*Given task*
Write out all records as given; omit images.

*Provided records*

● ● ● ● ●

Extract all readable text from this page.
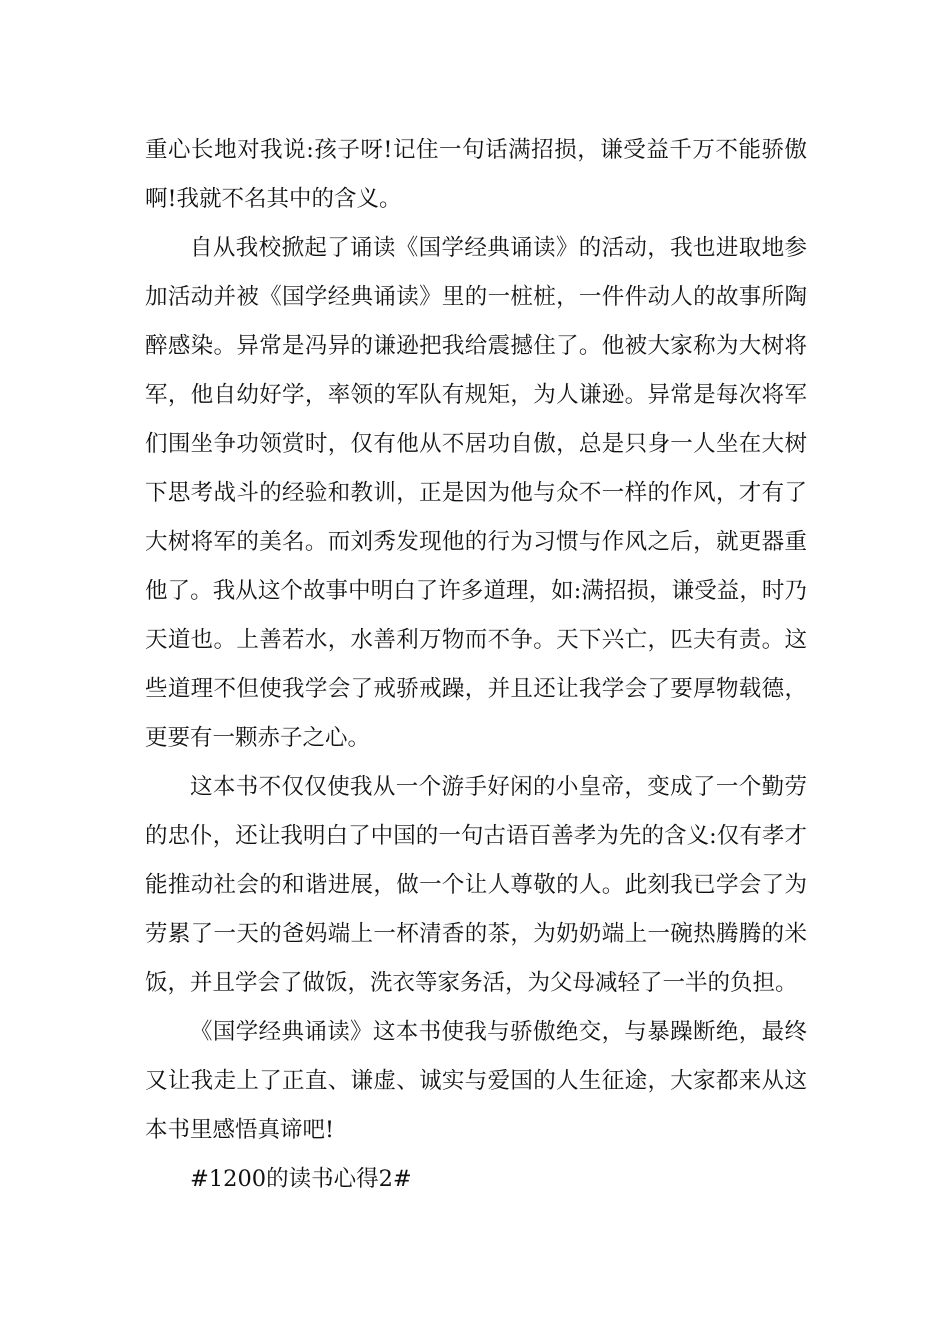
重心长地对我说:孩子呀!记住一句话满招损，谦受益千万不能骄傲
啊!我就不名其中的含义。
自从我校掀起了诵读《国学经典诵读》的活动，我也进取地参
加活动并被《国学经典诵读》里的一桩桩，一件件动人的故事所陶
醉感染。异常是冯异的谦逊把我给震撼住了。他被大家称为大树将
军，他自幼好学，率领的军队有规矩，为人谦逊。异常是每次将军
们围坐争功领赏时，仅有他从不居功自傲，总是只身一人坐在大树
下思考战斗的经验和教训，正是因为他与众不一样的作风，才有了
大树将军的美名。而刘秀发现他的行为习惯与作风之后，就更器重
他了。我从这个故事中明白了许多道理，如:满招损，谦受益，时乃
天道也。上善若水，水善利万物而不争。天下兴亡，匹夫有责。这
些道理不但使我学会了戒骄戒躁，并且还让我学会了要厚物载德，
更要有一颗赤子之心。
这本书不仅仅使我从一个游手好闲的小皇帝，变成了一个勤劳
的忠仆，还让我明白了中国的一句古语百善孝为先的含义:仅有孝才
能推动社会的和谐进展，做一个让人尊敬的人。此刻我已学会了为
劳累了一天的爸妈端上一杯清香的茶，为奶奶端上一碗热腾腾的米
饭，并且学会了做饭，洗衣等家务活，为父母减轻了一半的负担。
《国学经典诵读》这本书使我与骄傲绝交，与暴躁断绝，最终
又让我走上了正直、谦虚、诚实与爱国的人生征途，大家都来从这
本书里感悟真谛吧!
#1200的读书心得2#
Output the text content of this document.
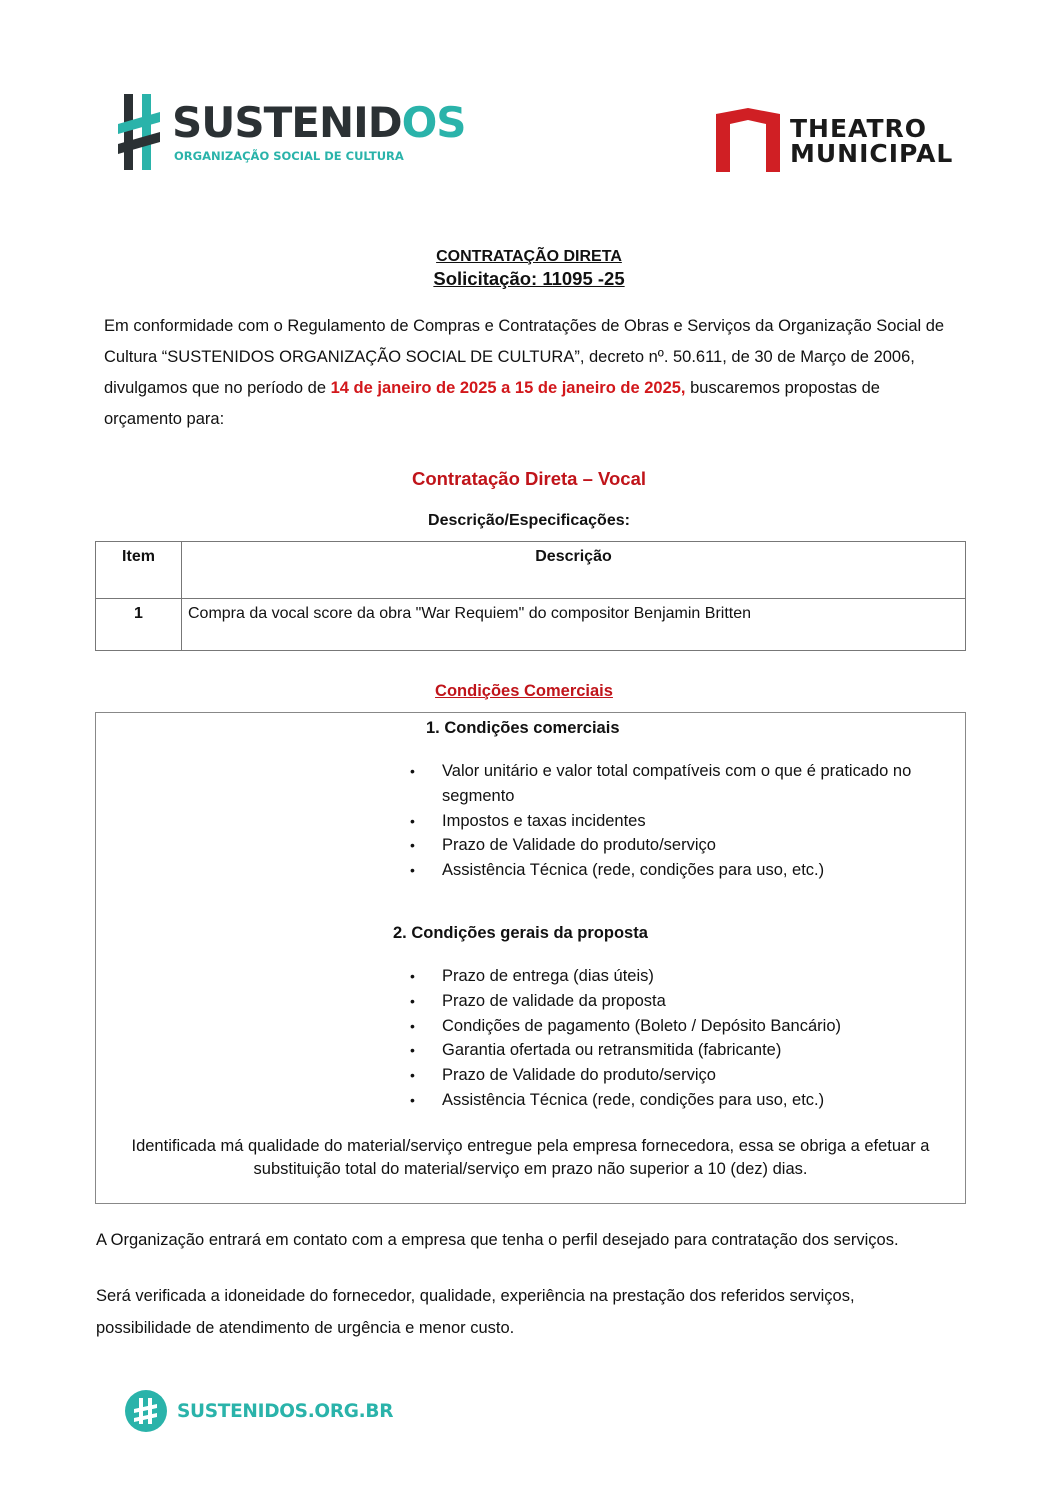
SUSTENIDOS
ORGANIZAÇÃO SOCIAL DE CULTURA
THEATRO
MUNICIPAL
CONTRATAÇÃO DIRETA
Solicitação: 11095 -25
Em conformidade com o Regulamento de Compras e Contratações de Obras e Serviços da Organização Social de Cultura “SUSTENIDOS ORGANIZAÇÃO SOCIAL DE CULTURA”, decreto nº. 50.611, de 30 de Março de 2006, divulgamos que no período de 14 de janeiro de 2025 a 15 de janeiro de 2025, buscaremos propostas de orçamento para:
Contratação Direta – Vocal
Descrição/Especificações:
Item	Descrição
1	Compra da vocal score da obra "War Requiem" do compositor Benjamin Britten
Condições Comerciais
1. Condições comerciais
• Valor unitário e valor total compatíveis com o que é praticado no segmento
• Impostos e taxas incidentes
• Prazo de Validade do produto/serviço
• Assistência Técnica (rede, condições para uso, etc.)
2. Condições gerais da proposta
• Prazo de entrega (dias úteis)
• Prazo de validade da proposta
• Condições de pagamento (Boleto / Depósito Bancário)
• Garantia ofertada ou retransmitida (fabricante)
• Prazo de Validade do produto/serviço
• Assistência Técnica (rede, condições para uso, etc.)
Identificada má qualidade do material/serviço entregue pela empresa fornecedora, essa se obriga a efetuar a substituição total do material/serviço em prazo não superior a 10 (dez) dias.
A Organização entrará em contato com a empresa que tenha o perfil desejado para contratação dos serviços.
Será verificada a idoneidade do fornecedor, qualidade, experiência na prestação dos referidos serviços, possibilidade de atendimento de urgência e menor custo.
SUSTENIDOS.ORG.BR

● ● ● ● ●

*Full answer*
Extract all readable text from this page.
重心长地对我说:孩子呀!记住一句话满招损，谦受益千万不能骄傲
啊!我就不名其中的含义。
自从我校掀起了诵读《国学经典诵读》的活动，我也进取地参
加活动并被《国学经典诵读》里的一桩桩，一件件动人的故事所陶
醉感染。异常是冯异的谦逊把我给震撼住了。他被大家称为大树将
军，他自幼好学，率领的军队有规矩，为人谦逊。异常是每次将军
们围坐争功领赏时，仅有他从不居功自傲，总是只身一人坐在大树
下思考战斗的经验和教训，正是因为他与众不一样的作风，才有了
大树将军的美名。而刘秀发现他的行为习惯与作风之后，就更器重
他了。我从这个故事中明白了许多道理，如:满招损，谦受益，时乃
天道也。上善若水，水善利万物而不争。天下兴亡，匹夫有责。这
些道理不但使我学会了戒骄戒躁，并且还让我学会了要厚物载德，
更要有一颗赤子之心。
这本书不仅仅使我从一个游手好闲的小皇帝，变成了一个勤劳
的忠仆，还让我明白了中国的一句古语百善孝为先的含义:仅有孝才
能推动社会的和谐进展，做一个让人尊敬的人。此刻我已学会了为
劳累了一天的爸妈端上一杯清香的茶，为奶奶端上一碗热腾腾的米
饭，并且学会了做饭，洗衣等家务活，为父母减轻了一半的负担。
《国学经典诵读》这本书使我与骄傲绝交，与暴躁断绝，最终
又让我走上了正直、谦虚、诚实与爱国的人生征途，大家都来从这
本书里感悟真谛吧!
#1200的读书心得2#
Output the text content of this document.
SUSTENIDOS
ORGANIZAÇÃO SOCIAL DE CULTURA
THEATRO
MUNICIPAL
CONTRATAÇÃO DIRETA
Solicitação: 11095 -25
Em conformidade com o Regulamento de Compras e Contratações de Obras e Serviços da Organização Social de Cultura “SUSTENIDOS ORGANIZAÇÃO SOCIAL DE CULTURA”, decreto nº. 50.611, de 30 de Março de 2006, divulgamos que no período de 14 de janeiro de 2025 a 15 de janeiro de 2025, buscaremos propostas de orçamento para:
Contratação Direta – Vocal
Descrição/Especificações:
Item	Descrição
1	Compra da vocal score da obra "War Requiem" do compositor Benjamin Britten
Condições Comerciais
1. Condições comerciais
• Valor unitário e valor total compatíveis com o que é praticado no segmento
• Impostos e taxas incidentes
• Prazo de Validade do produto/serviço
• Assistência Técnica (rede, condições para uso, etc.)
2. Condições gerais da proposta
• Prazo de entrega (dias úteis)
• Prazo de validade da proposta
• Condições de pagamento (Boleto / Depósito Bancário)
• Garantia ofertada ou retransmitida (fabricante)
• Prazo de Validade do produto/serviço
• Assistência Técnica (rede, condições para uso, etc.)
Identificada má qualidade do material/serviço entregue pela empresa fornecedora, essa se obriga a efetuar a substituição total do material/serviço em prazo não superior a 10 (dez) dias.
A Organização entrará em contato com a empresa que tenha o perfil desejado para contratação dos serviços.
Será verificada a idoneidade do fornecedor, qualidade, experiência na prestação dos referidos serviços, possibilidade de atendimento de urgência e menor custo.
SUSTENIDOS.ORG.BR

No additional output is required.